──────── LISTING ────────

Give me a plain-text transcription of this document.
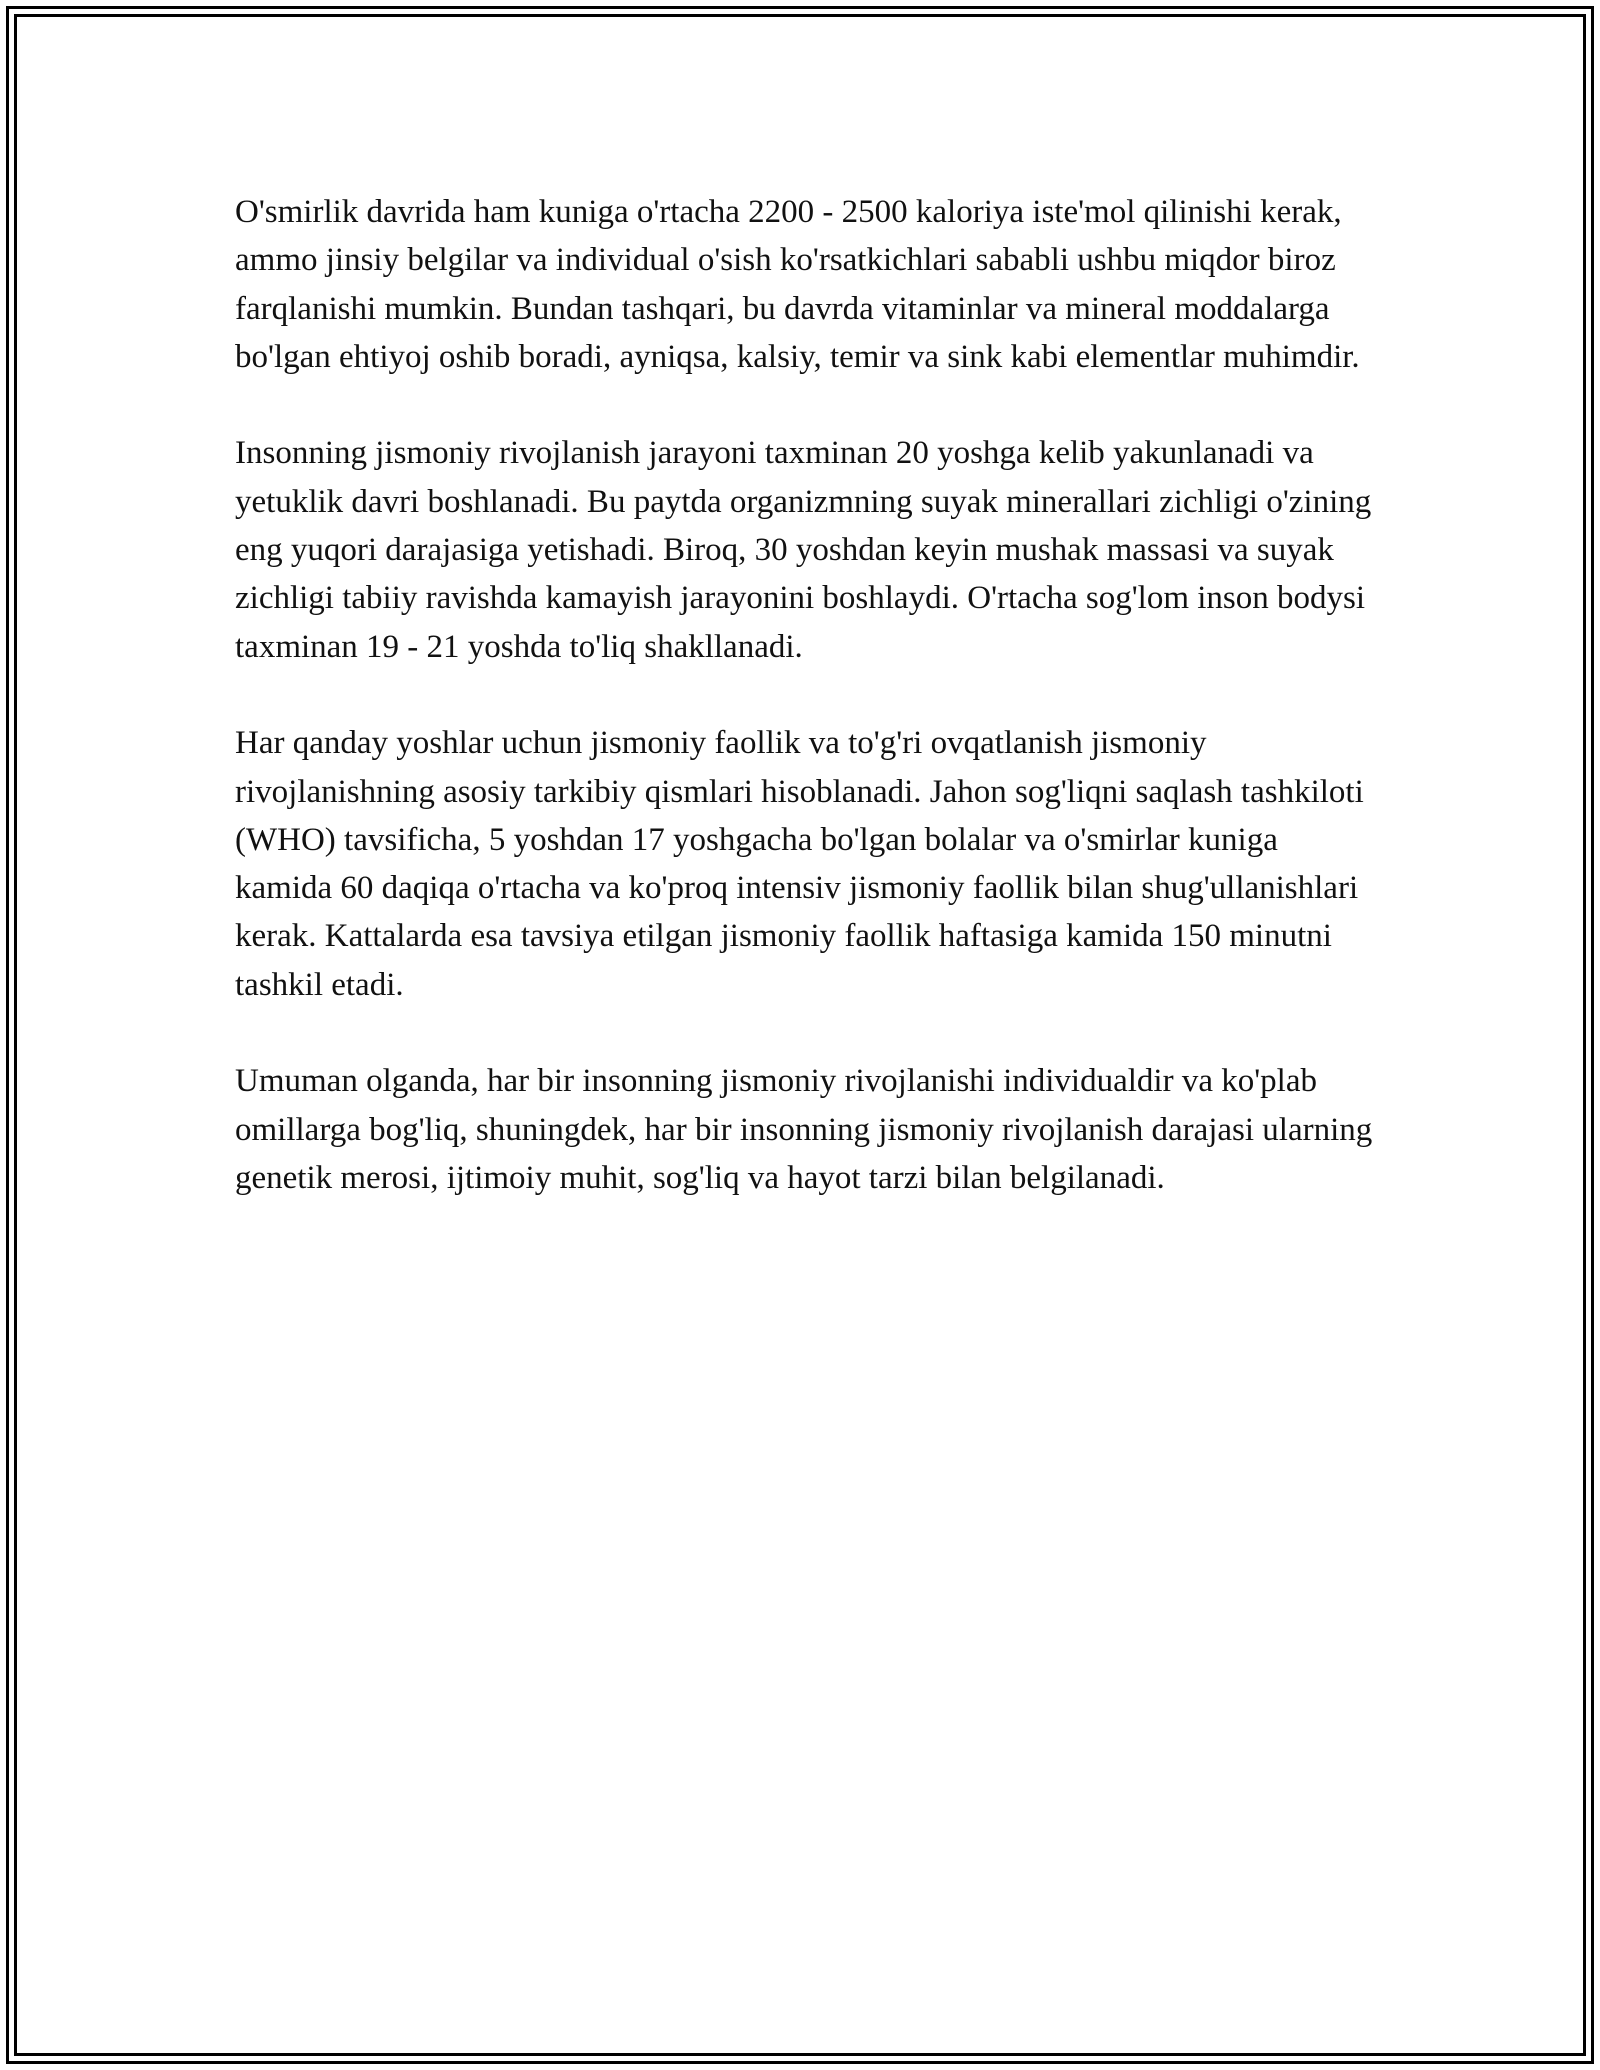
O'smirlik davrida ham kuniga o'rtacha 2200 - 2500 kaloriya iste'mol qilinishi kerak, ammo jinsiy belgilar va individual o'sish ko'rsatkichlari sababli ushbu miqdor biroz farqlanishi mumkin. Bundan tashqari, bu davrda vitaminlar va mineral moddalarga bo'lgan ehtiyoj oshib boradi, ayniqsa, kalsiy, temir va sink kabi elementlar muhimdir.

Insonning jismoniy rivojlanish jarayoni taxminan 20 yoshga kelib yakunlanadi va yetuklik davri boshlanadi. Bu paytda organizmning suyak minerallari zichligi o'zining eng yuqori darajasiga yetishadi. Biroq, 30 yoshdan keyin mushak massasi va suyak zichligi tabiiy ravishda kamayish jarayonini boshlaydi. O'rtacha sog'lom inson bodysi taxminan 19 - 21 yoshda to'liq shakllanadi.

Har qanday yoshlar uchun jismoniy faollik va to'g'ri ovqatlanish jismoniy rivojlanishning asosiy tarkibiy qismlari hisoblanadi. Jahon sog'liqni saqlash tashkiloti (WHO) tavsificha, 5 yoshdan 17 yoshgacha bo'lgan bolalar va o'smirlar kuniga kamida 60 daqiqa o'rtacha va ko'proq intensiv jismoniy faollik bilan shug'ullanishlari kerak. Kattalarda esa tavsiya etilgan jismoniy faollik haftasiga kamida 150 minutni tashkil etadi.

Umuman olganda, har bir insonning jismoniy rivojlanishi individualdir va ko'plab omillarga bog'liq, shuningdek, har bir insonning jismoniy rivojlanish darajasi ularning genetik merosi, ijtimoiy muhit, sog'liq va hayot tarzi bilan belgilanadi.
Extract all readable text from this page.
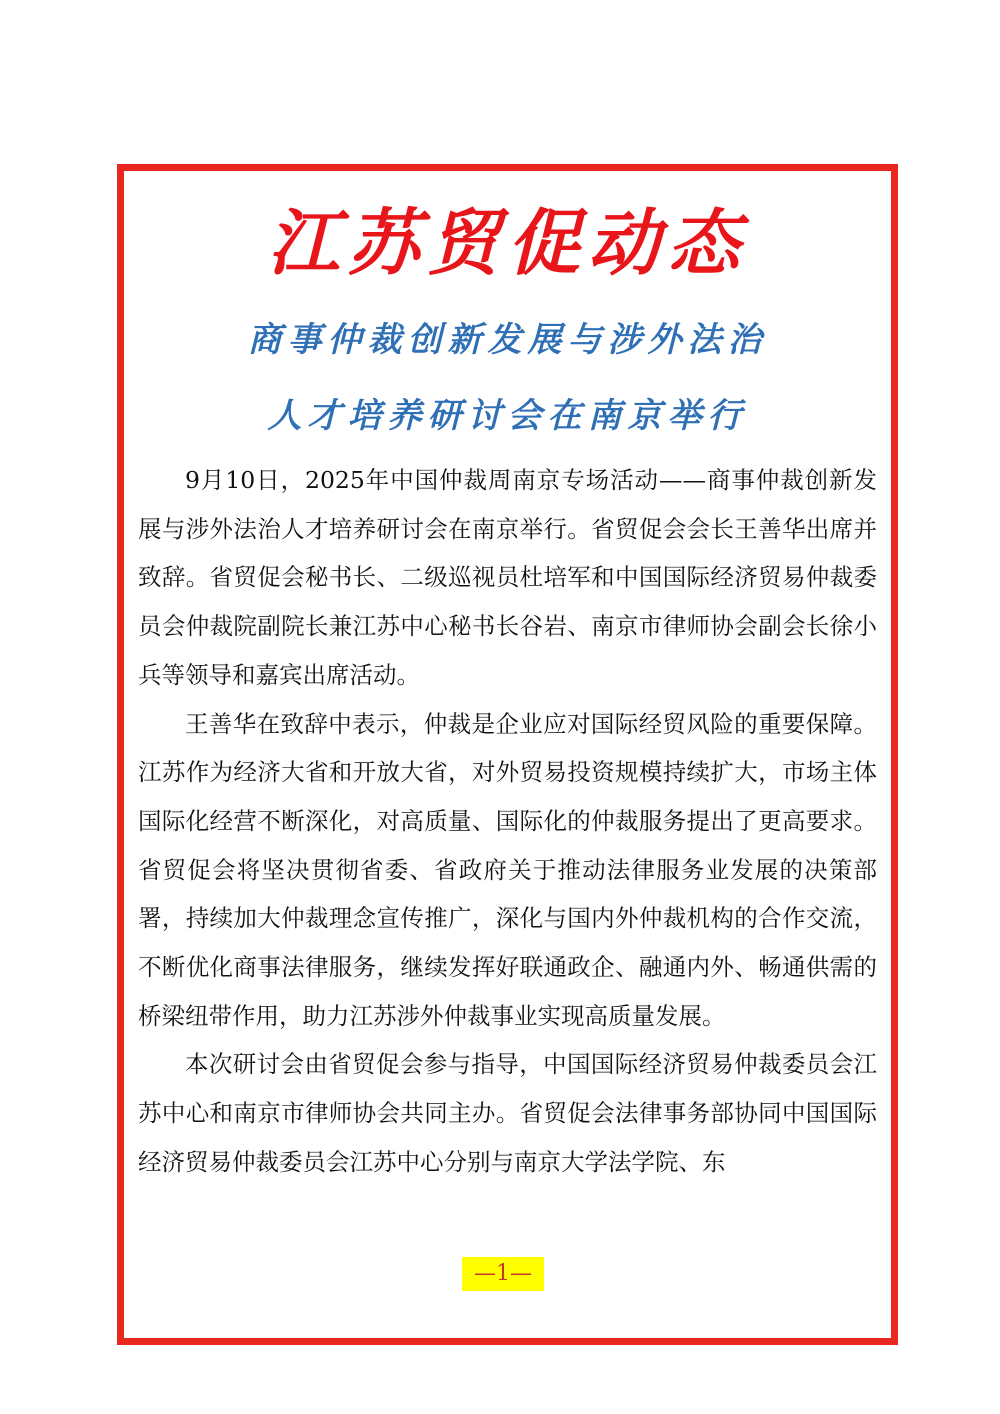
江苏贸促动态
商事仲裁创新发展与涉外法治
人才培养研讨会在南京举行

9月10日，2025年中国仲裁周南京专场活动——商事仲裁创新发展与涉外法治人才培养研讨会在南京举行。省贸促会会长王善华出席并致辞。省贸促会秘书长、二级巡视员杜培军和中国国际经济贸易仲裁委员会仲裁院副院长兼江苏中心秘书长谷岩、南京市律师协会副会长徐小兵等领导和嘉宾出席活动。

王善华在致辞中表示，仲裁是企业应对国际经贸风险的重要保障。江苏作为经济大省和开放大省，对外贸易投资规模持续扩大，市场主体国际化经营不断深化，对高质量、国际化的仲裁服务提出了更高要求。省贸促会将坚决贯彻省委、省政府关于推动法律服务业发展的决策部署，持续加大仲裁理念宣传推广，深化与国内外仲裁机构的合作交流，不断优化商事法律服务，继续发挥好联通政企、融通内外、畅通供需的桥梁纽带作用，助力江苏涉外仲裁事业实现高质量发展。

本次研讨会由省贸促会参与指导，中国国际经济贸易仲裁委员会江苏中心和南京市律师协会共同主办。省贸促会法律事务部协同中国国际经济贸易仲裁委员会江苏中心分别与南京大学法学院、东

—1—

────────

**WHAT TO DO**
In the records above, find the line containing "Extract all readable text from this page.". Reproduce it and every line after it through the last line, omitting pictures.

**ANSWER TO THIS EXERCISE**
Extract all readable text from this page.
江苏贸促动态
商事仲裁创新发展与涉外法治
人才培养研讨会在南京举行

9月10日，2025年中国仲裁周南京专场活动——商事仲裁创新发展与涉外法治人才培养研讨会在南京举行。省贸促会会长王善华出席并致辞。省贸促会秘书长、二级巡视员杜培军和中国国际经济贸易仲裁委员会仲裁院副院长兼江苏中心秘书长谷岩、南京市律师协会副会长徐小兵等领导和嘉宾出席活动。

王善华在致辞中表示，仲裁是企业应对国际经贸风险的重要保障。江苏作为经济大省和开放大省，对外贸易投资规模持续扩大，市场主体国际化经营不断深化，对高质量、国际化的仲裁服务提出了更高要求。省贸促会将坚决贯彻省委、省政府关于推动法律服务业发展的决策部署，持续加大仲裁理念宣传推广，深化与国内外仲裁机构的合作交流，不断优化商事法律服务，继续发挥好联通政企、融通内外、畅通供需的桥梁纽带作用，助力江苏涉外仲裁事业实现高质量发展。

本次研讨会由省贸促会参与指导，中国国际经济贸易仲裁委员会江苏中心和南京市律师协会共同主办。省贸促会法律事务部协同中国国际经济贸易仲裁委员会江苏中心分别与南京大学法学院、东

—1—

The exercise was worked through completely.